-- START OF Input for this task --

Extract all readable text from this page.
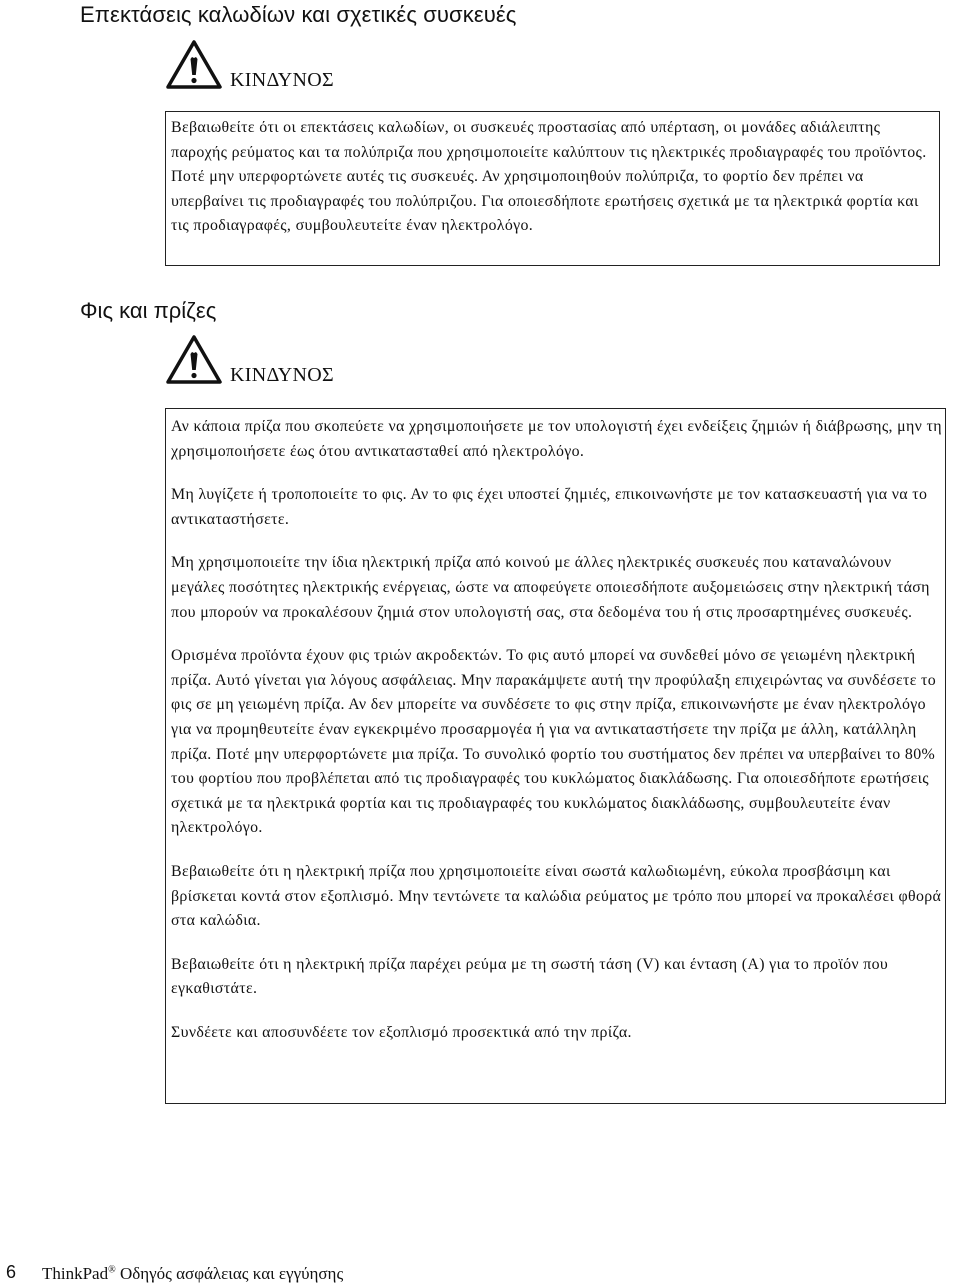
Επεκτάσεις καλωδίων και σχετικές συσκευές
ΚΙΝΔΥΝΟΣ

Βεβαιωθείτε ότι οι επεκτάσεις καλωδίων, οι συσκευές προστασίας από υπέρταση, οι μονάδες αδιάλειπτης παροχής ρεύματος και τα πολύπριζα που χρησιμοποιείτε καλύπτουν τις ηλεκτρικές προδιαγραφές του προϊόντος. Ποτέ μην υπερφορτώνετε αυτές τις συσκευές. Αν χρησιμοποιηθούν πολύπριζα, το φορτίο δεν πρέπει να υπερβαίνει τις προδιαγραφές του πολύπριζου. Για οποιεσδήποτε ερωτήσεις σχετικά με τα ηλεκτρικά φορτία και τις προδιαγραφές, συμβουλευτείτε έναν ηλεκτρολόγο.

Φις και πρίζες
ΚΙΝΔΥΝΟΣ

Αν κάποια πρίζα που σκοπεύετε να χρησιμοποιήσετε με τον υπολογιστή έχει ενδείξεις ζημιών ή διάβρωσης, μην τη χρησιμοποιήσετε έως ότου αντικατασταθεί από ηλεκτρολόγο.

Μη λυγίζετε ή τροποποιείτε το φις. Αν το φις έχει υποστεί ζημιές, επικοινωνήστε με τον κατασκευαστή για να το αντικαταστήσετε.

Μη χρησιμοποιείτε την ίδια ηλεκτρική πρίζα από κοινού με άλλες ηλεκτρικές συσκευές που καταναλώνουν μεγάλες ποσότητες ηλεκτρικής ενέργειας, ώστε να αποφεύγετε οποιεσδήποτε αυξομειώσεις στην ηλεκτρική τάση που μπορούν να προκαλέσουν ζημιά στον υπολογιστή σας, στα δεδομένα του ή στις προσαρτημένες συσκευές.

Ορισμένα προϊόντα έχουν φις τριών ακροδεκτών. Το φις αυτό μπορεί να συνδεθεί μόνο σε γειωμένη ηλεκτρική πρίζα. Αυτό γίνεται για λόγους ασφάλειας. Μην παρακάμψετε αυτή την προφύλαξη επιχειρώντας να συνδέσετε το φις σε μη γειωμένη πρίζα. Αν δεν μπορείτε να συνδέσετε το φις στην πρίζα, επικοινωνήστε με έναν ηλεκτρολόγο για να προμηθευτείτε έναν εγκεκριμένο προσαρμογέα ή για να αντικαταστήσετε την πρίζα με άλλη, κατάλληλη πρίζα. Ποτέ μην υπερφορτώνετε μια πρίζα. Το συνολικό φορτίο του συστήματος δεν πρέπει να υπερβαίνει το 80% του φορτίου που προβλέπεται από τις προδιαγραφές του κυκλώματος διακλάδωσης. Για οποιεσδήποτε ερωτήσεις σχετικά με τα ηλεκτρικά φορτία και τις προδιαγραφές του κυκλώματος διακλάδωσης, συμβουλευτείτε έναν ηλεκτρολόγο.

Βεβαιωθείτε ότι η ηλεκτρική πρίζα που χρησιμοποιείτε είναι σωστά καλωδιωμένη, εύκολα προσβάσιμη και βρίσκεται κοντά στον εξοπλισμό. Μην τεντώνετε τα καλώδια ρεύματος με τρόπο που μπορεί να προκαλέσει φθορά στα καλώδια.

Βεβαιωθείτε ότι η ηλεκτρική πρίζα παρέχει ρεύμα με τη σωστή τάση (V) και ένταση (A) για το προϊόν που εγκαθιστάτε.

Συνδέετε και αποσυνδέετε τον εξοπλισμό προσεκτικά από την πρίζα.

6 ThinkPad® Οδηγός ασφάλειας και εγγύησης
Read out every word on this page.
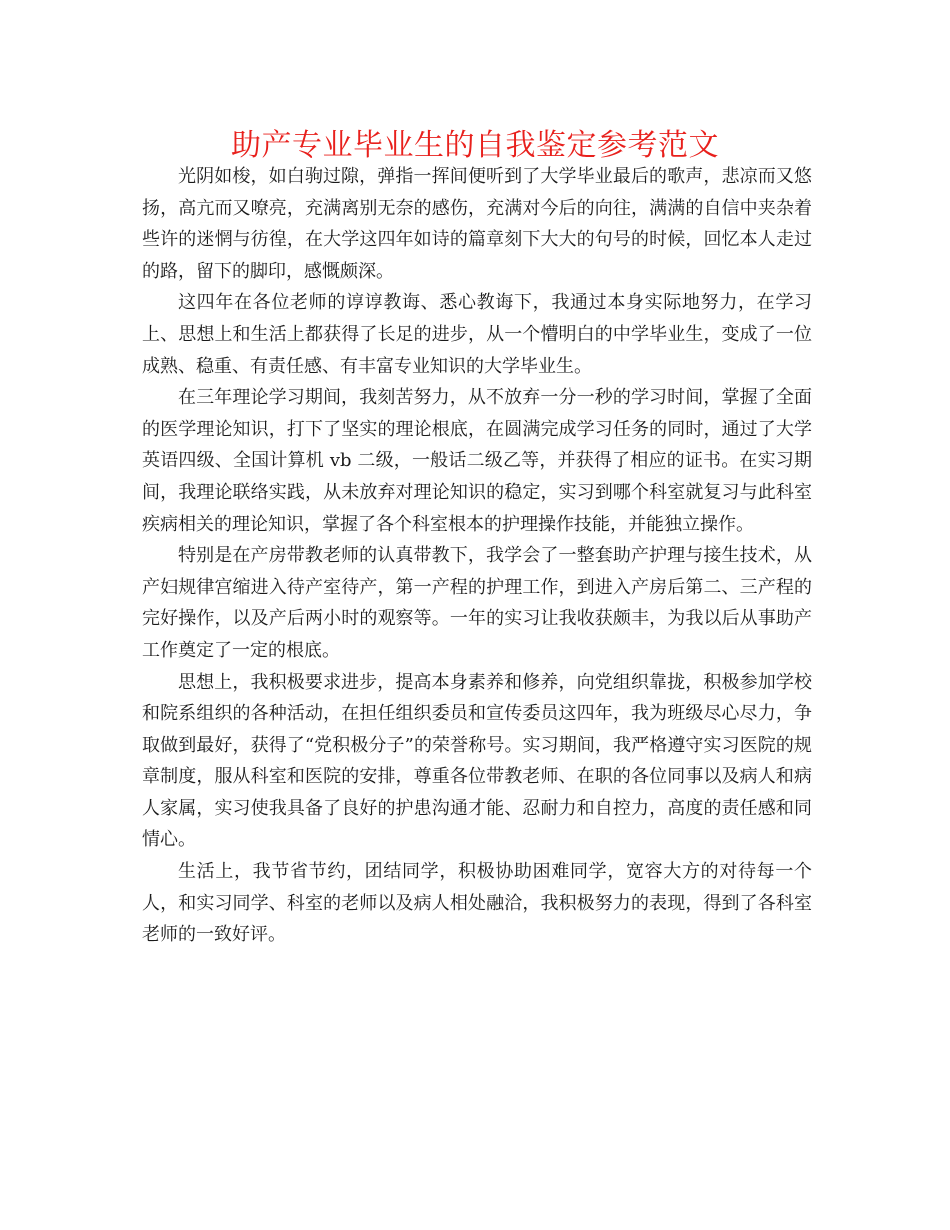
助产专业毕业生的自我鉴定参考范文

光阴如梭，如白驹过隙，弹指一挥间便听到了大学毕业最后的歌声，悲凉而又悠扬，高亢而又嘹亮，充满离别无奈的感伤，充满对今后的向往，满满的自信中夹杂着些许的迷惘与彷徨，在大学这四年如诗的篇章刻下大大的句号的时候，回忆本人走过的路，留下的脚印，感慨颇深。

这四年在各位老师的谆谆教诲、悉心教诲下，我通过本身实际地努力，在学习上、思想上和生活上都获得了长足的进步，从一个懵明白的中学毕业生，变成了一位成熟、稳重、有责任感、有丰富专业知识的大学毕业生。

在三年理论学习期间，我刻苦努力，从不放弃一分一秒的学习时间，掌握了全面的医学理论知识，打下了坚实的理论根底，在圆满完成学习任务的同时，通过了大学英语四级、全国计算机 vb 二级，一般话二级乙等，并获得了相应的证书。在实习期间，我理论联络实践，从未放弃对理论知识的稳定，实习到哪个科室就复习与此科室疾病相关的理论知识，掌握了各个科室根本的护理操作技能，并能独立操作。

特别是在产房带教老师的认真带教下，我学会了一整套助产护理与接生技术，从产妇规律宫缩进入待产室待产，第一产程的护理工作，到进入产房后第二、三产程的完好操作，以及产后两小时的观察等。一年的实习让我收获颇丰，为我以后从事助产工作奠定了一定的根底。

思想上，我积极要求进步，提高本身素养和修养，向党组织靠拢，积极参加学校和院系组织的各种活动，在担任组织委员和宣传委员这四年，我为班级尽心尽力，争取做到最好，获得了“党积极分子”的荣誉称号。实习期间，我严格遵守实习医院的规章制度，服从科室和医院的安排，尊重各位带教老师、在职的各位同事以及病人和病人家属，实习使我具备了良好的护患沟通才能、忍耐力和自控力，高度的责任感和同情心。

生活上，我节省节约，团结同学，积极协助困难同学，宽容大方的对待每一个人，和实习同学、科室的老师以及病人相处融洽，我积极努力的表现，得到了各科室老师的一致好评。
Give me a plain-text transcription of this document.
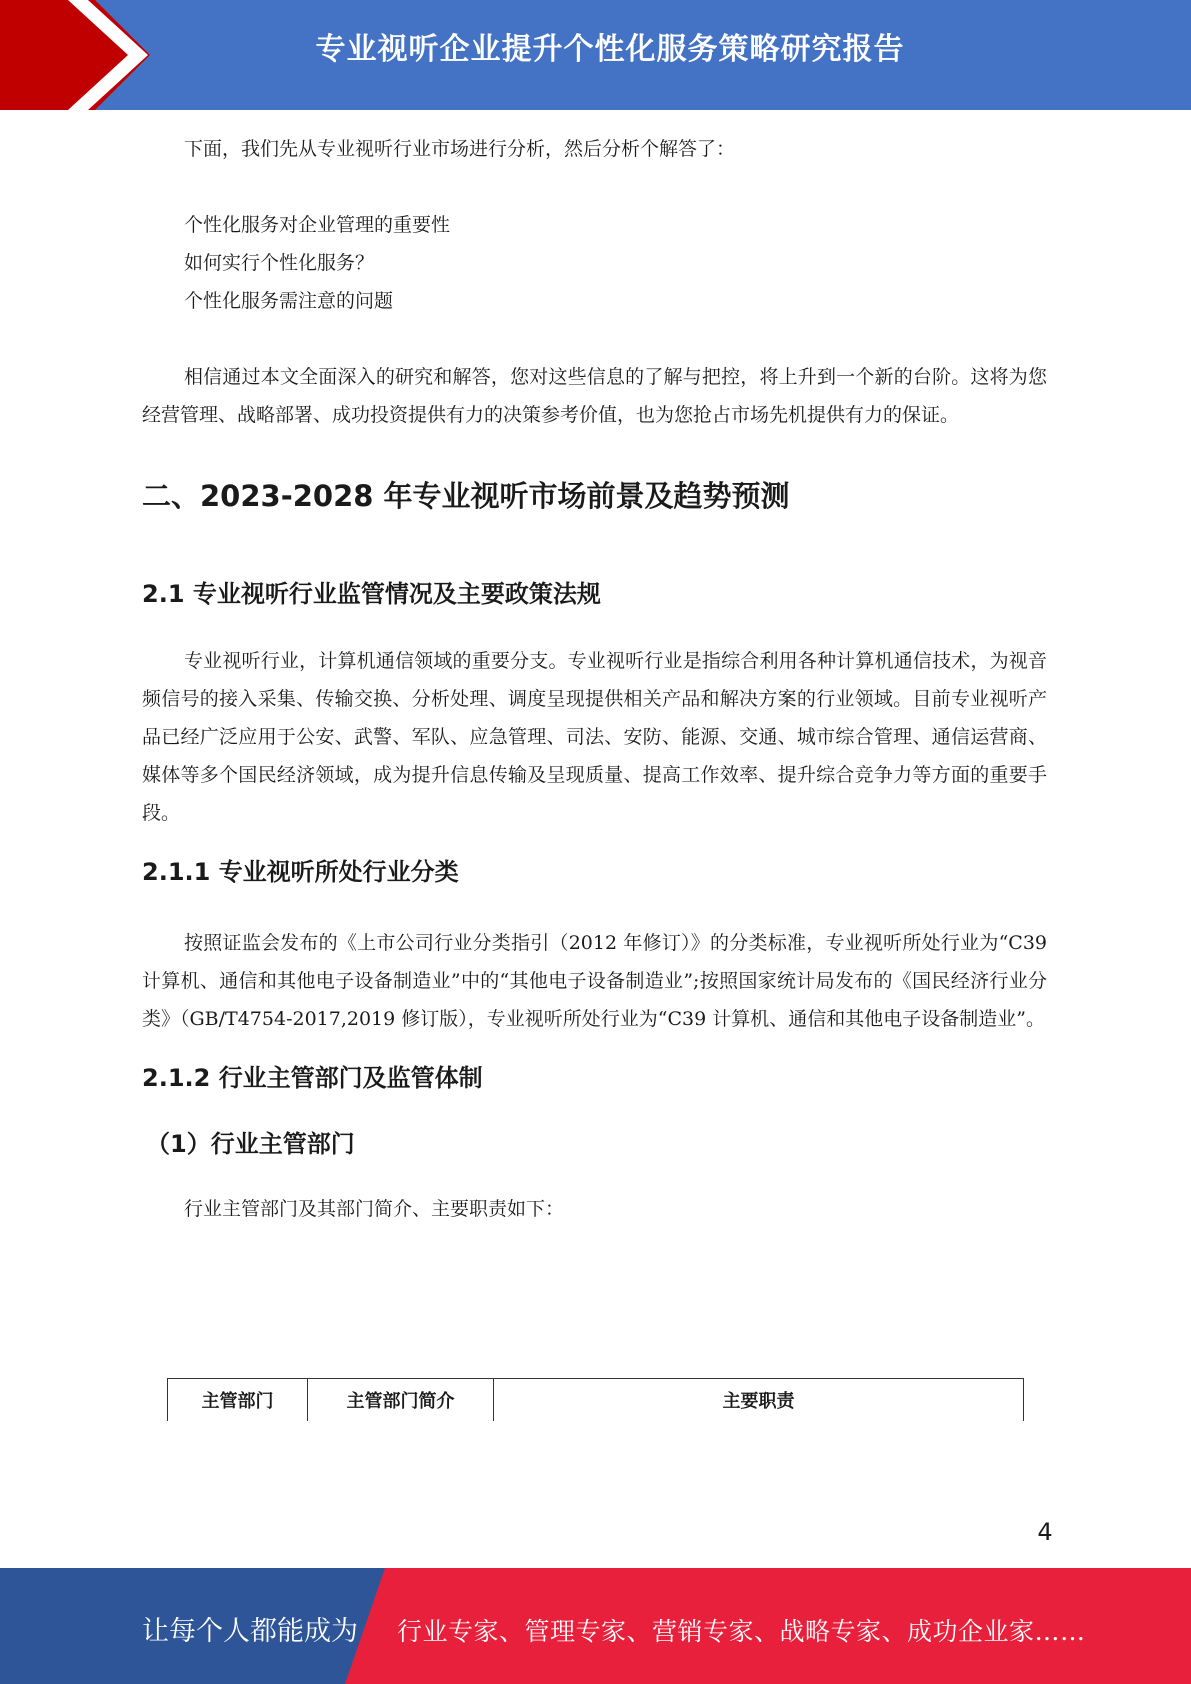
专业视听企业提升个性化服务策略研究报告

下面，我们先从专业视听行业市场进行分析，然后分析个解答了：

个性化服务对企业管理的重要性

如何实行个性化服务？

个性化服务需注意的问题

相信通过本文全面深入的研究和解答，您对这些信息的了解与把控，将上升到一个新的台阶。这将为您经营管理、战略部署、成功投资提供有力的决策参考价值，也为您抢占市场先机提供有力的保证。

二、2023-2028 年专业视听市场前景及趋势预测
2.1 专业视听行业监管情况及主要政策法规

专业视听行业，计算机通信领域的重要分支。专业视听行业是指综合利用各种计算机通信技术，为视音频信号的接入采集、传输交换、分析处理、调度呈现提供相关产品和解决方案的行业领域。目前专业视听产品已经广泛应用于公安、武警、军队、应急管理、司法、安防、能源、交通、城市综合管理、通信运营商、媒体等多个国民经济领域，成为提升信息传输及呈现质量、提高工作效率、提升综合竞争力等方面的重要手段。

2.1.1 专业视听所处行业分类

按照证监会发布的《上市公司行业分类指引（2012 年修订）》的分类标准，专业视听所处行业为“C39 计算机、通信和其他电子设备制造业”中的“其他电子设备制造业”;按照国家统计局发布的《国民经济行业分类》（GB/T4754-2017,2019 修订版），专业视听所处行业为“C39 计算机、通信和其他电子设备制造业”。

2.1.2 行业主管部门及监管体制
（1）行业主管部门

行业主管部门及其部门简介、主要职责如下：

主管部门	主管部门简介	主要职责
4
让每个人都能成为 行业专家、管理专家、营销专家、战略专家、成功企业家……
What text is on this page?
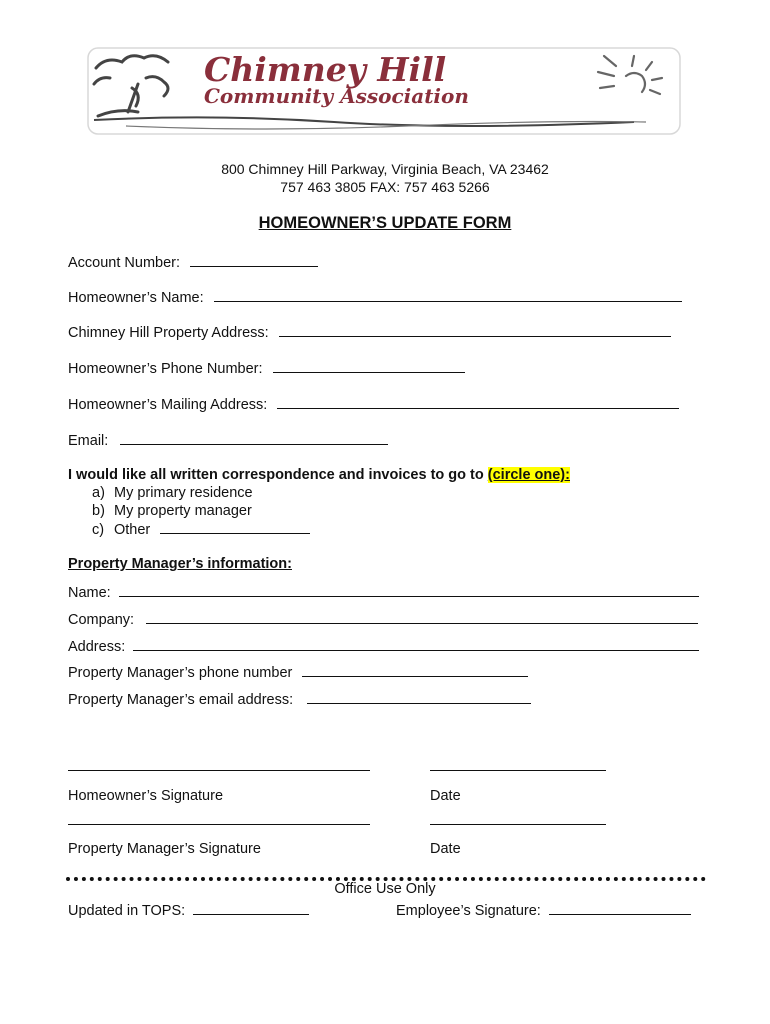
Chimney Hill
Community Association
800 Chimney Hill Parkway, Virginia Beach, VA 23462
757 463 3805 FAX: 757 463 5266
HOMEOWNER’S UPDATE FORM
Account Number:
Homeowner’s Name:
Chimney Hill Property Address:
Homeowner’s Phone Number:
Homeowner’s Mailing Address:
Email:
I would like all written correspondence and invoices to go to (circle one):
a) My primary residence
b) My property manager
c) Other
Property Manager’s information:
Name:
Company:
Address:
Property Manager’s phone number
Property Manager’s email address:
Homeowner’s Signature	Date
Property Manager’s Signature	Date
Office Use Only
Updated in TOPS:	Employee’s Signature:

-- END OF Input for this task --

Set task. Transcribe exactly the portion of the material above that runs from the line containing "What text is on this page?" through its last line, omitting all pictures.

Result below.
What text is on this page?
Chimney Hill
Community Association
800 Chimney Hill Parkway, Virginia Beach, VA 23462
757 463 3805 FAX: 757 463 5266
HOMEOWNER’S UPDATE FORM
Account Number:
Homeowner’s Name:
Chimney Hill Property Address:
Homeowner’s Phone Number:
Homeowner’s Mailing Address:
Email:
I would like all written correspondence and invoices to go to (circle one):
a) My primary residence
b) My property manager
c) Other
Property Manager’s information:
Name:
Company:
Address:
Property Manager’s phone number
Property Manager’s email address:
Homeowner’s Signature	Date
Property Manager’s Signature	Date
Office Use Only
Updated in TOPS:	Employee’s Signature:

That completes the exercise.